Start
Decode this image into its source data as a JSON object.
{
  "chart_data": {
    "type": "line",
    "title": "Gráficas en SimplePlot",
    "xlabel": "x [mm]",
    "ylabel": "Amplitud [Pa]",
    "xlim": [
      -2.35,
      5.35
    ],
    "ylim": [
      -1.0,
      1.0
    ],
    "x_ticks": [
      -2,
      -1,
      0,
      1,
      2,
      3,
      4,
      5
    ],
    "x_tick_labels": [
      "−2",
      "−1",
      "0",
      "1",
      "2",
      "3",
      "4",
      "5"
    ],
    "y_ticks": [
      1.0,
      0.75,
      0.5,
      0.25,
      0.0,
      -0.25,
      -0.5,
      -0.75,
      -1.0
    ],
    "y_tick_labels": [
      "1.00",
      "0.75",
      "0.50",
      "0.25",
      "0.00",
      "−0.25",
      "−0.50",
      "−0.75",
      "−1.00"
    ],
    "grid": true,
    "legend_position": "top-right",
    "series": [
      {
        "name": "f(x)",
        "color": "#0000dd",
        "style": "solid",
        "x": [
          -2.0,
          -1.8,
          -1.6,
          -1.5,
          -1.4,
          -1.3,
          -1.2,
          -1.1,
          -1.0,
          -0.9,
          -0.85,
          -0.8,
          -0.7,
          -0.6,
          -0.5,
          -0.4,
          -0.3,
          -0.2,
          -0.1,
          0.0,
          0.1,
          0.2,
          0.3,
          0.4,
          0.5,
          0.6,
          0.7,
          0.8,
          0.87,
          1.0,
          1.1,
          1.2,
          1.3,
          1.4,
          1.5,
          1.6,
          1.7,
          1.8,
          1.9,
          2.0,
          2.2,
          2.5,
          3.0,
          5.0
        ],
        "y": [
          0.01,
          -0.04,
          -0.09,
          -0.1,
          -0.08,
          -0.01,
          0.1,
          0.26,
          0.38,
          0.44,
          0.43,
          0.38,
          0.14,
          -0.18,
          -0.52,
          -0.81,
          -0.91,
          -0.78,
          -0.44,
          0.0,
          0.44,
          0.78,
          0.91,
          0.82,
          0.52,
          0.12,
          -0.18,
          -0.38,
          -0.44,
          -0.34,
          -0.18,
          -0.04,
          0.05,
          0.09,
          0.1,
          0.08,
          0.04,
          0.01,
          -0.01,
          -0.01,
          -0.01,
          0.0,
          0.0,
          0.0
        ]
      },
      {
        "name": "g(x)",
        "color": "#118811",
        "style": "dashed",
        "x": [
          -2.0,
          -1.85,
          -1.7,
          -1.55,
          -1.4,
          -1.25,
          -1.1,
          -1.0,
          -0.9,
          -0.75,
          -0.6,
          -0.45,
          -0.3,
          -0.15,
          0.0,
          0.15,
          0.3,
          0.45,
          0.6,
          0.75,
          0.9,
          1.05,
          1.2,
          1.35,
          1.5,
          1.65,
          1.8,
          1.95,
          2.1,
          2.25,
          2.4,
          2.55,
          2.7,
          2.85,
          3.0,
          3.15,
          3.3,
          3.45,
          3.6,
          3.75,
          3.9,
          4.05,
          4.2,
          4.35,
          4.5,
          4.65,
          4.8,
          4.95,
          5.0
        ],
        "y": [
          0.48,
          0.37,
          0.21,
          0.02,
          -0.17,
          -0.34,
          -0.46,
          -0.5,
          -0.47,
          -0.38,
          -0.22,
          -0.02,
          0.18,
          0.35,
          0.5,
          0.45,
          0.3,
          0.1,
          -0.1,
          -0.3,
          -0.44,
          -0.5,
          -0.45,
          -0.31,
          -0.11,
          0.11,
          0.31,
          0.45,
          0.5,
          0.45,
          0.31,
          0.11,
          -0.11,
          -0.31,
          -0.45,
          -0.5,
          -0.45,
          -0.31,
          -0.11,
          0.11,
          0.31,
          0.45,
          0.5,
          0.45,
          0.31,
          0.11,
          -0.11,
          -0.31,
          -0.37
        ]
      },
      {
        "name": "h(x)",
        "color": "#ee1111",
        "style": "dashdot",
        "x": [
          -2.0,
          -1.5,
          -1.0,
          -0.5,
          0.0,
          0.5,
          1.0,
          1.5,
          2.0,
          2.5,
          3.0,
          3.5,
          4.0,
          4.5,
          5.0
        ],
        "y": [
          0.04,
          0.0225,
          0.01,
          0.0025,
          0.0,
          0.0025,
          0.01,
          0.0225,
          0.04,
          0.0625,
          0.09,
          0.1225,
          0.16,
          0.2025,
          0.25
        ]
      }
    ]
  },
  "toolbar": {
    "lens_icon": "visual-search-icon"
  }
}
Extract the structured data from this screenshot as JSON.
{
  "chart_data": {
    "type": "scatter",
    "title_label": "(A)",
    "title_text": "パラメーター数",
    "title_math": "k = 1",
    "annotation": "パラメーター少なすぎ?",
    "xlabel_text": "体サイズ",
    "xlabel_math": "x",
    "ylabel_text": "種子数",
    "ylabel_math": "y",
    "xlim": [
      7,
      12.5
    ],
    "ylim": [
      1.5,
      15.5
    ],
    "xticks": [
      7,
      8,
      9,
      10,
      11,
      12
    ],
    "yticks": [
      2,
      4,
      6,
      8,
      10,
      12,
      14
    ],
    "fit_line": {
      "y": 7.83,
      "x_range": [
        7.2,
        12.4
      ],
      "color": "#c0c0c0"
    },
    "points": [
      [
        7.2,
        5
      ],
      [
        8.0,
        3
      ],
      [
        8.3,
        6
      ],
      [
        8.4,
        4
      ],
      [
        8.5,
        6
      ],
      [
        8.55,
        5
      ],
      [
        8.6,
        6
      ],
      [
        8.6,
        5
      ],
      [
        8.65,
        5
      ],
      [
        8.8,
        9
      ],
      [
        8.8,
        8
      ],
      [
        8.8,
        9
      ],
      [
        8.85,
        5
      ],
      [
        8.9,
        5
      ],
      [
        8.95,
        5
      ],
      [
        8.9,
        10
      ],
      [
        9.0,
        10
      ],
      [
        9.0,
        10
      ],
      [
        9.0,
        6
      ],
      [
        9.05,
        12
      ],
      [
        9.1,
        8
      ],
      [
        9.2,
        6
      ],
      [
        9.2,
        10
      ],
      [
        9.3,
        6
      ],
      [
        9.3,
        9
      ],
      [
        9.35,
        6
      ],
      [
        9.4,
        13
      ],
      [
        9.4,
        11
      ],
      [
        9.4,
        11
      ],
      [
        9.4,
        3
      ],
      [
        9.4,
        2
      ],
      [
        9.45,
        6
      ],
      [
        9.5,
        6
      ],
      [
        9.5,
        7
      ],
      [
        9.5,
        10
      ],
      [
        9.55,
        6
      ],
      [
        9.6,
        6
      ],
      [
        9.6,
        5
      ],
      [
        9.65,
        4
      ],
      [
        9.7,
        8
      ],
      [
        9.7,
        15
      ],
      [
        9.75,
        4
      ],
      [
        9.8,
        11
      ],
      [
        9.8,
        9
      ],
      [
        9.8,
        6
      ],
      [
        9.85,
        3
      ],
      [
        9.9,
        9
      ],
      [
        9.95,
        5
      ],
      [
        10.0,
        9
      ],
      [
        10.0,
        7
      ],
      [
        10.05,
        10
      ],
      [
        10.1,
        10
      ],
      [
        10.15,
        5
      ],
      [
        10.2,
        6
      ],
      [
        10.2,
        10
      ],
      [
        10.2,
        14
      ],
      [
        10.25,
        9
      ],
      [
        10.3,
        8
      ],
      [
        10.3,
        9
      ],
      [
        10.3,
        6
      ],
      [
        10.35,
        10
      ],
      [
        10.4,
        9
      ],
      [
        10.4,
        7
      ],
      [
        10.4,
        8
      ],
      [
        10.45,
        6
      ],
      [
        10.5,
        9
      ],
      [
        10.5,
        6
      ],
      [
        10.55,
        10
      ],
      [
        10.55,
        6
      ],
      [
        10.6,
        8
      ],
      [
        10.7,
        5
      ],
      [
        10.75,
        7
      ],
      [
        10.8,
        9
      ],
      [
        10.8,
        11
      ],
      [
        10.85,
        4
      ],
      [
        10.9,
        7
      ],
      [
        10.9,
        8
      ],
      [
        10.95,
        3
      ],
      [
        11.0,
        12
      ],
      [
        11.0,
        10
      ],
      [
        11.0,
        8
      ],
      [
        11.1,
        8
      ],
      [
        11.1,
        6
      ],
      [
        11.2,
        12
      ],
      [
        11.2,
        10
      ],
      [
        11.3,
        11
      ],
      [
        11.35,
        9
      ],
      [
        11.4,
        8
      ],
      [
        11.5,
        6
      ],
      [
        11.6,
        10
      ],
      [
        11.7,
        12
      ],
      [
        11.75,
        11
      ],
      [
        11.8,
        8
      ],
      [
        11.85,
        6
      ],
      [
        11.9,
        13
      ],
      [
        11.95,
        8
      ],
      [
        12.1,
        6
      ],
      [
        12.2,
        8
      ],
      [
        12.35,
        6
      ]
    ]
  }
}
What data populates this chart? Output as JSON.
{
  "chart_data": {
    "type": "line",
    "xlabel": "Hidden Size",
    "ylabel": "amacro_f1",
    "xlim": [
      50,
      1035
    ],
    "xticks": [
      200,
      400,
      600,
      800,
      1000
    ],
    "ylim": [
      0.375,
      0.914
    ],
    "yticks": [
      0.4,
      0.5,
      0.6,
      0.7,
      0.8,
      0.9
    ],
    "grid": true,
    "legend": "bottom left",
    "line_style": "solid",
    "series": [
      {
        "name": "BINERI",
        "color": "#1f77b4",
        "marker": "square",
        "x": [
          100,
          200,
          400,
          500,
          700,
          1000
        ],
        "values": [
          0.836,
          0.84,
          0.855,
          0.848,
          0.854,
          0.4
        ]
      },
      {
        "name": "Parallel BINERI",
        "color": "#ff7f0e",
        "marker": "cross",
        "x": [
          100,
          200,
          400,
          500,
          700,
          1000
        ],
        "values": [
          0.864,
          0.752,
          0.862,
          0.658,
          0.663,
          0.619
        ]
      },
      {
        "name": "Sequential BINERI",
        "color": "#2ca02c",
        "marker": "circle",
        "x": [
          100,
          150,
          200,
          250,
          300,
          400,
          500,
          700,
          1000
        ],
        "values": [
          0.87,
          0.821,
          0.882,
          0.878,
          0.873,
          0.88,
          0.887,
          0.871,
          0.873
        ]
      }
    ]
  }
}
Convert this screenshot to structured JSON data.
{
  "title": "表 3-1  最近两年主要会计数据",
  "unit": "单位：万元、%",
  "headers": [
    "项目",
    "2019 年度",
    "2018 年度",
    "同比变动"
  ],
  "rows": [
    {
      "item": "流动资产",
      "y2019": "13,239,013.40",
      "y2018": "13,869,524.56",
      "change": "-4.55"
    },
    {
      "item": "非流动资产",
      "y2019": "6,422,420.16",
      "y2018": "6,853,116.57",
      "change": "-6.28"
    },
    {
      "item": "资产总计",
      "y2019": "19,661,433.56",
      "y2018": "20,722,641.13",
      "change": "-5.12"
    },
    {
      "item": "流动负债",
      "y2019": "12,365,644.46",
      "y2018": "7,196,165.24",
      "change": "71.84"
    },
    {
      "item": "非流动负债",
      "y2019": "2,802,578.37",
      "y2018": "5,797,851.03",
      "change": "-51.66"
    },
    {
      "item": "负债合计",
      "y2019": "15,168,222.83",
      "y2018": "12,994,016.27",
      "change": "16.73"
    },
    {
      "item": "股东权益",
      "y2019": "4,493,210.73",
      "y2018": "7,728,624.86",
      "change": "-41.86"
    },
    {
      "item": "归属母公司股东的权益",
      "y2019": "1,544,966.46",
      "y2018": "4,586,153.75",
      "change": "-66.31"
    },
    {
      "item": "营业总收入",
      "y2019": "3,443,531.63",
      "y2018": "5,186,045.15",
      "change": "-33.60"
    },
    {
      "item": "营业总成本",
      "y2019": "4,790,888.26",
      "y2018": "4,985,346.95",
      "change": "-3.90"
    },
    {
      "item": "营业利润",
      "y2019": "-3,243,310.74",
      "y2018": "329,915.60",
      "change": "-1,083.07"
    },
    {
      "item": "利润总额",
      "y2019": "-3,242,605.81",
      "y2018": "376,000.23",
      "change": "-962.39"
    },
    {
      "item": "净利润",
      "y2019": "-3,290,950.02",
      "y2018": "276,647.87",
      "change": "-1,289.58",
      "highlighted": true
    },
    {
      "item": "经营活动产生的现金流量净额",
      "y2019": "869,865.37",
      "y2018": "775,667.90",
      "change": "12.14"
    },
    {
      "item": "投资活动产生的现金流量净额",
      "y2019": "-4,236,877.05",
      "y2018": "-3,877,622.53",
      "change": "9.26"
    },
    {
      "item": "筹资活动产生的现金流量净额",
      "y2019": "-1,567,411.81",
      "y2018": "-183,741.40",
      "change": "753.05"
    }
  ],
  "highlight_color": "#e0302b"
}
End
(The request):
Whenever "BINERI" turns up in a line, pick that line out.

(The completed task):
        "name": "BINERI",
        "name": "Parallel BINERI",
        "name": "Sequential BINERI",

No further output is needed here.